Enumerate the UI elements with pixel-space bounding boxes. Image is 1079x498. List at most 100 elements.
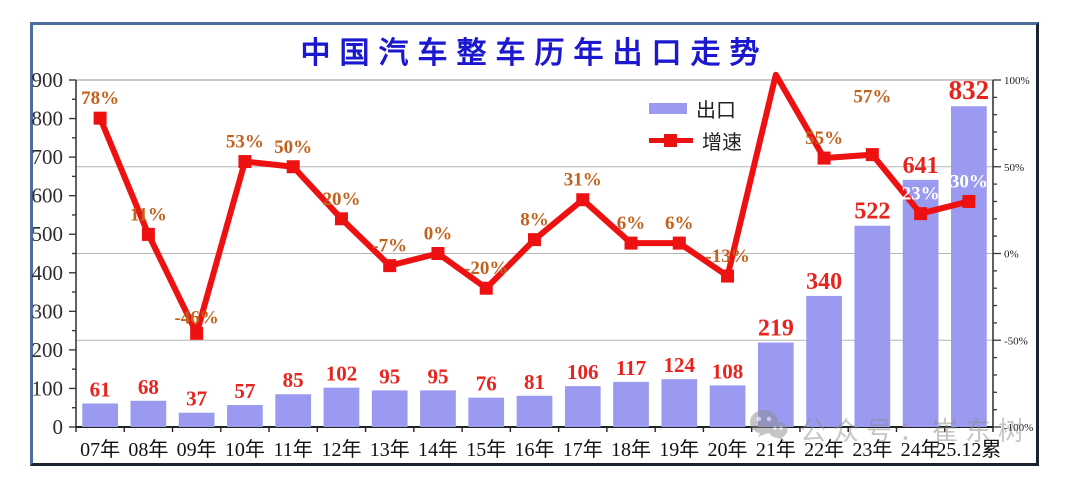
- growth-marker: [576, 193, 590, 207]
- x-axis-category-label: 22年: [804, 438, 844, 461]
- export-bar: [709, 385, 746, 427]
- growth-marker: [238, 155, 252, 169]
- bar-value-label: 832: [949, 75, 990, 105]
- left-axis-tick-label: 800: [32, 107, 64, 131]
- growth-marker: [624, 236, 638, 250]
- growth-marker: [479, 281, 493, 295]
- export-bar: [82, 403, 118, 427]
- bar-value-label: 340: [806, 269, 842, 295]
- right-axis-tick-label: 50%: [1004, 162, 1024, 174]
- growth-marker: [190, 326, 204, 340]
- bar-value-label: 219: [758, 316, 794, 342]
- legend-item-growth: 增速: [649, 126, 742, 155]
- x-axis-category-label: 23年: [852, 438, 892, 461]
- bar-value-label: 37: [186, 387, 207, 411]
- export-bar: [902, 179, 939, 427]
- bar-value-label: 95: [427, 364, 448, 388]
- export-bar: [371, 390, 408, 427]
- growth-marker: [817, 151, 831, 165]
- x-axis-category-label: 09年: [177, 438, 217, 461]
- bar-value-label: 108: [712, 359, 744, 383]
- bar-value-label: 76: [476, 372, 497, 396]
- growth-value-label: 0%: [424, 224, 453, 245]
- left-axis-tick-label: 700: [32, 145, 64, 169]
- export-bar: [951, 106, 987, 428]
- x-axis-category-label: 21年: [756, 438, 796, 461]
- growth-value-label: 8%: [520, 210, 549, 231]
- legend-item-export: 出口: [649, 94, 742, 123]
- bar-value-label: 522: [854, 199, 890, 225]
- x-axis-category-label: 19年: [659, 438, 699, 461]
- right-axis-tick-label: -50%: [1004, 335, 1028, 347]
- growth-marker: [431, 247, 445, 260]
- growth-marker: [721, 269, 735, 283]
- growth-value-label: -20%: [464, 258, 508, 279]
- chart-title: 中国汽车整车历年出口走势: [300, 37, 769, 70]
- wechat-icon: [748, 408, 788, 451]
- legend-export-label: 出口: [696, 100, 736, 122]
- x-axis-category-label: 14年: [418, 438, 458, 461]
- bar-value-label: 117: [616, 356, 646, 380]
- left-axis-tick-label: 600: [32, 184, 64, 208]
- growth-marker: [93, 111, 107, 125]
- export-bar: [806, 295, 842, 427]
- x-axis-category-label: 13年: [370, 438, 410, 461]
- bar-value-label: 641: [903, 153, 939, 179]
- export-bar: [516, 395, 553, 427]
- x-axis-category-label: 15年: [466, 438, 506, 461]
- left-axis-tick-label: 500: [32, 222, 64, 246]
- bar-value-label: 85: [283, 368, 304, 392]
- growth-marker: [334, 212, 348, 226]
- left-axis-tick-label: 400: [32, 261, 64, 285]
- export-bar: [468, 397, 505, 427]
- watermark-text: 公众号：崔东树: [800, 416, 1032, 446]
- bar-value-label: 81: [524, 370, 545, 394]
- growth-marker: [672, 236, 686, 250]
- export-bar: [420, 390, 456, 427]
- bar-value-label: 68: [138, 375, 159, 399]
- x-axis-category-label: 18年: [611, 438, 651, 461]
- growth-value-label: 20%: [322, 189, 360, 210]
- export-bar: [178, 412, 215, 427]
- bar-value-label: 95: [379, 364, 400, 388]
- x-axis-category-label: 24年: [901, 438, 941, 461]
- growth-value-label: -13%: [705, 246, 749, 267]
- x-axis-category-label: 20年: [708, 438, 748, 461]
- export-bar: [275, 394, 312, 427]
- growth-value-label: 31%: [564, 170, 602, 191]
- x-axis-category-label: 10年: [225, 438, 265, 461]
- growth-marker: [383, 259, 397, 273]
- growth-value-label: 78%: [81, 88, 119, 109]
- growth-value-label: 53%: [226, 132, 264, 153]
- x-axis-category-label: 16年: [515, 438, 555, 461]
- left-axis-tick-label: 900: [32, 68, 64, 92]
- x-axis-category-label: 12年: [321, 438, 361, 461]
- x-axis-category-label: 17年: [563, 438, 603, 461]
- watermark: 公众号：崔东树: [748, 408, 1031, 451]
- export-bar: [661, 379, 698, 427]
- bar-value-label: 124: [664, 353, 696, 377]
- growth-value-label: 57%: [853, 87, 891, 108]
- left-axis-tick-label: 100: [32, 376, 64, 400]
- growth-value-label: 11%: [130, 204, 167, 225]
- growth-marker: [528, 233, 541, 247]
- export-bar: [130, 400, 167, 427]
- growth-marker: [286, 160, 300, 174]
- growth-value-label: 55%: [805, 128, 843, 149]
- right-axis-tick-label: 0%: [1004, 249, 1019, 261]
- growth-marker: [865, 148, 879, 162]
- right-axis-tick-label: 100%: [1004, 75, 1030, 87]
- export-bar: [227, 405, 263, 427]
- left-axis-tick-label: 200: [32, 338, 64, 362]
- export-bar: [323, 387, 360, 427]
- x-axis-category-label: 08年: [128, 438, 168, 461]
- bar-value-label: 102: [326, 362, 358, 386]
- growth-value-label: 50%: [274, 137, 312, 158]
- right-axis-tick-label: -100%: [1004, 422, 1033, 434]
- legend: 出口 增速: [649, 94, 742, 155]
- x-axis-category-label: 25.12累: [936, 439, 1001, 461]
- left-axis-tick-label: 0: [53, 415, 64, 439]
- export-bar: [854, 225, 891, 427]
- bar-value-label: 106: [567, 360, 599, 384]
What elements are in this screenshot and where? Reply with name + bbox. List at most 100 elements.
——————
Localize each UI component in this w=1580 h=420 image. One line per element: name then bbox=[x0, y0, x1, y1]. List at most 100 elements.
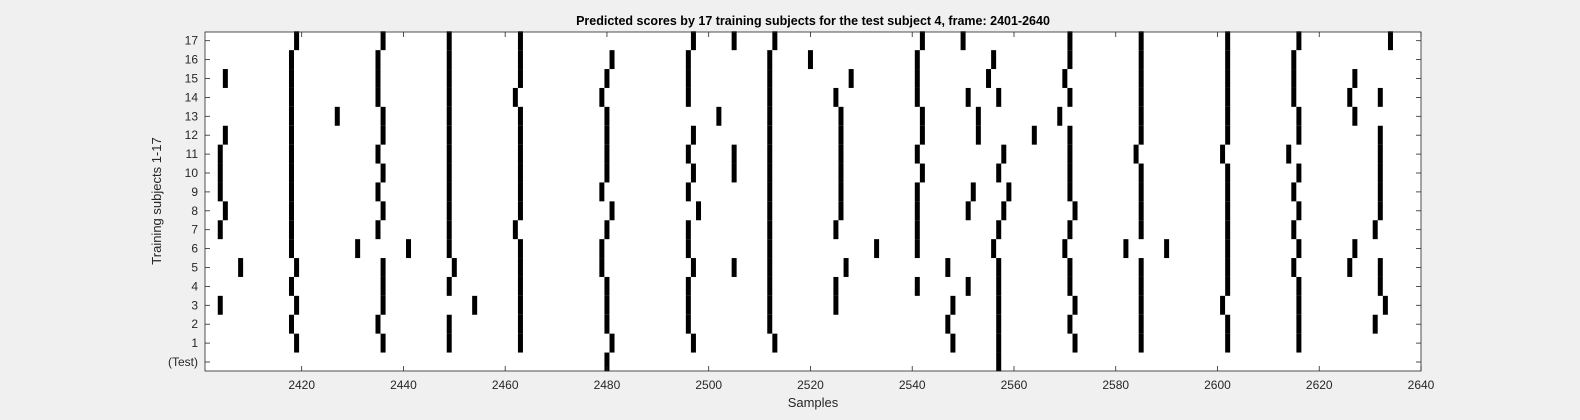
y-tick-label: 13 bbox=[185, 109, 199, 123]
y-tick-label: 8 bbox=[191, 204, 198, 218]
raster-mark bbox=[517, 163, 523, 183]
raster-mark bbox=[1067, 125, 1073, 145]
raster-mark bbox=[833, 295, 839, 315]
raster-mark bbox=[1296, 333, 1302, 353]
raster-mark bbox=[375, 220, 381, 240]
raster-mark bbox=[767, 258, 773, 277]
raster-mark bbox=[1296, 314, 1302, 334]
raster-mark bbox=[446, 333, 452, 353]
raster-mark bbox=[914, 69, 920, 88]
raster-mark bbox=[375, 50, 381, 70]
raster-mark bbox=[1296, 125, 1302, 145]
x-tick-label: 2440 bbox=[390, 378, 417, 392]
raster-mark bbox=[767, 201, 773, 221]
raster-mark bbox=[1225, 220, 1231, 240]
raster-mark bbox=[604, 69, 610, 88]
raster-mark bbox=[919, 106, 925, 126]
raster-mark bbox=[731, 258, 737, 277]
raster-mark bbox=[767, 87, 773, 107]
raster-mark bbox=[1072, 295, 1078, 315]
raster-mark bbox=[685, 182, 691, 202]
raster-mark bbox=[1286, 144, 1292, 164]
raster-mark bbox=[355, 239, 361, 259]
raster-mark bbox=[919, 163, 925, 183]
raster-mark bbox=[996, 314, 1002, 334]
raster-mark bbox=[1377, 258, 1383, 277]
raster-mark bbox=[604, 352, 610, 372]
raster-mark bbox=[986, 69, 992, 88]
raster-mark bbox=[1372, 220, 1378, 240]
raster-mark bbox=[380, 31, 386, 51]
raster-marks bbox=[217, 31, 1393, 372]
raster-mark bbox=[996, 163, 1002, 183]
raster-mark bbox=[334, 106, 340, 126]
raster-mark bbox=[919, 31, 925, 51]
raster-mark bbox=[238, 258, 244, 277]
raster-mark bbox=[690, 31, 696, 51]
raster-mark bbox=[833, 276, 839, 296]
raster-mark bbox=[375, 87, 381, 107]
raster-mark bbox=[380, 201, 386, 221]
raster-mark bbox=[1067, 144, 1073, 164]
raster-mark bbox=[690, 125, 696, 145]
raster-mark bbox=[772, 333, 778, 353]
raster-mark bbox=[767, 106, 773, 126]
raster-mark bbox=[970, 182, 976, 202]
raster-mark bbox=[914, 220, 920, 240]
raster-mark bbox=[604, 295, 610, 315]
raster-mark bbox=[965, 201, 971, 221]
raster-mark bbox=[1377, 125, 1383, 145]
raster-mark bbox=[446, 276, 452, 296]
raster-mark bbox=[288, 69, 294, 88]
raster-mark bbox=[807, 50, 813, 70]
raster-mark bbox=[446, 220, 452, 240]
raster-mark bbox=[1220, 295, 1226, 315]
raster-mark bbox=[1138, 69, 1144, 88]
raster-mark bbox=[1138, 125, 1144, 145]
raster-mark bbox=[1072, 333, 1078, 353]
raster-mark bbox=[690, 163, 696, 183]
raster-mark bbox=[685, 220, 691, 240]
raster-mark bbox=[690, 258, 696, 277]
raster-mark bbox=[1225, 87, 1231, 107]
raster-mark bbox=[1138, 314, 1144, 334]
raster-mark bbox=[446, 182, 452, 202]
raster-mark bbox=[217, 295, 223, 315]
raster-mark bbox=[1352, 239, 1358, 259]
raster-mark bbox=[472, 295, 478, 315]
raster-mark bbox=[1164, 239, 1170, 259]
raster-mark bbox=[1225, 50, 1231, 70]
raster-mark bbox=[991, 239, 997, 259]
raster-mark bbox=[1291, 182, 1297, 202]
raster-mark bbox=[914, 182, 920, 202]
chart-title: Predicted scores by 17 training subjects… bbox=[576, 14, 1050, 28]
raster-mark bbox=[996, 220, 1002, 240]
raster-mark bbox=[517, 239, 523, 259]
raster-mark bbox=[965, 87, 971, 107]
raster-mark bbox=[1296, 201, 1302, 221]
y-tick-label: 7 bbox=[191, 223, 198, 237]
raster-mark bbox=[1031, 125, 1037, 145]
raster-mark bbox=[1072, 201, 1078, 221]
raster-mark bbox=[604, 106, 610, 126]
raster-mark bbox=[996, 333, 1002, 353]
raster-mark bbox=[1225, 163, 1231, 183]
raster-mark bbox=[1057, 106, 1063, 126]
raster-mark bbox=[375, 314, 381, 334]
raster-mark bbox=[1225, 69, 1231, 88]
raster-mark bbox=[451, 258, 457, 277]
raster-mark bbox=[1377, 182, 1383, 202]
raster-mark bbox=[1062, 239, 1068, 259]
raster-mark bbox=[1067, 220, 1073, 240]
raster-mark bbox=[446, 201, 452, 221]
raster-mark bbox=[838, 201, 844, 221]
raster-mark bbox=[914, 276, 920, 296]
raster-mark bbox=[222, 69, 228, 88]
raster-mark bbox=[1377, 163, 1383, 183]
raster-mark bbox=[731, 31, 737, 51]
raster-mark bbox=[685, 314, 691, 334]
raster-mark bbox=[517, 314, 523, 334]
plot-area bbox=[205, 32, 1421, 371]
——————
■ **The task**
Rename "export-bar" to "export-column" in the records, and return only the part that opens with the line containing "- growth-marker: [576, 193, 590, 207]" and closes with the line containing "- legend-export-label: 出口: [696, 100, 736, 122]", with all else left unchanged.

■ **Task output**
- growth-marker: [576, 193, 590, 207]
- x-axis-category-label: 22年: [804, 438, 844, 461]
- export-column: [709, 385, 746, 427]
- growth-marker: [238, 155, 252, 169]
- bar-value-label: 832: [949, 75, 990, 105]
- left-axis-tick-label: 800: [32, 107, 64, 131]
- growth-marker: [624, 236, 638, 250]
- growth-marker: [479, 281, 493, 295]
- export-column: [82, 403, 118, 427]
- bar-value-label: 340: [806, 269, 842, 295]
- right-axis-tick-label: 50%: [1004, 162, 1024, 174]
- growth-marker: [190, 326, 204, 340]
- bar-value-label: 219: [758, 316, 794, 342]
- legend-item-growth: 增速: [649, 126, 742, 155]
- x-axis-category-label: 23年: [852, 438, 892, 461]
- bar-value-label: 37: [186, 387, 207, 411]
- export-column: [902, 179, 939, 427]
- bar-value-label: 95: [427, 364, 448, 388]
- export-column: [371, 390, 408, 427]
- growth-marker: [817, 151, 831, 165]
- x-axis-category-label: 09年: [177, 438, 217, 461]
- bar-value-label: 108: [712, 359, 744, 383]
- bar-value-label: 76: [476, 372, 497, 396]
- growth-value-label: 0%: [424, 224, 453, 245]
- left-axis-tick-label: 700: [32, 145, 64, 169]
- export-column: [951, 106, 987, 428]
- x-axis-category-label: 21年: [756, 438, 796, 461]
- growth-value-label: 8%: [520, 210, 549, 231]
- legend-item-export: 出口: [649, 94, 742, 123]
- bar-value-label: 522: [854, 199, 890, 225]
- x-axis-category-label: 19年: [659, 438, 699, 461]
- right-axis-tick-label: -50%: [1004, 335, 1028, 347]
- growth-marker: [431, 247, 445, 260]
- growth-marker: [721, 269, 735, 283]
- growth-value-label: -20%: [464, 258, 508, 279]
- chart-title: 中国汽车整车历年出口走势: [300, 37, 769, 70]
- wechat-icon: [748, 408, 788, 451]
- legend-export-label: 出口: [696, 100, 736, 122]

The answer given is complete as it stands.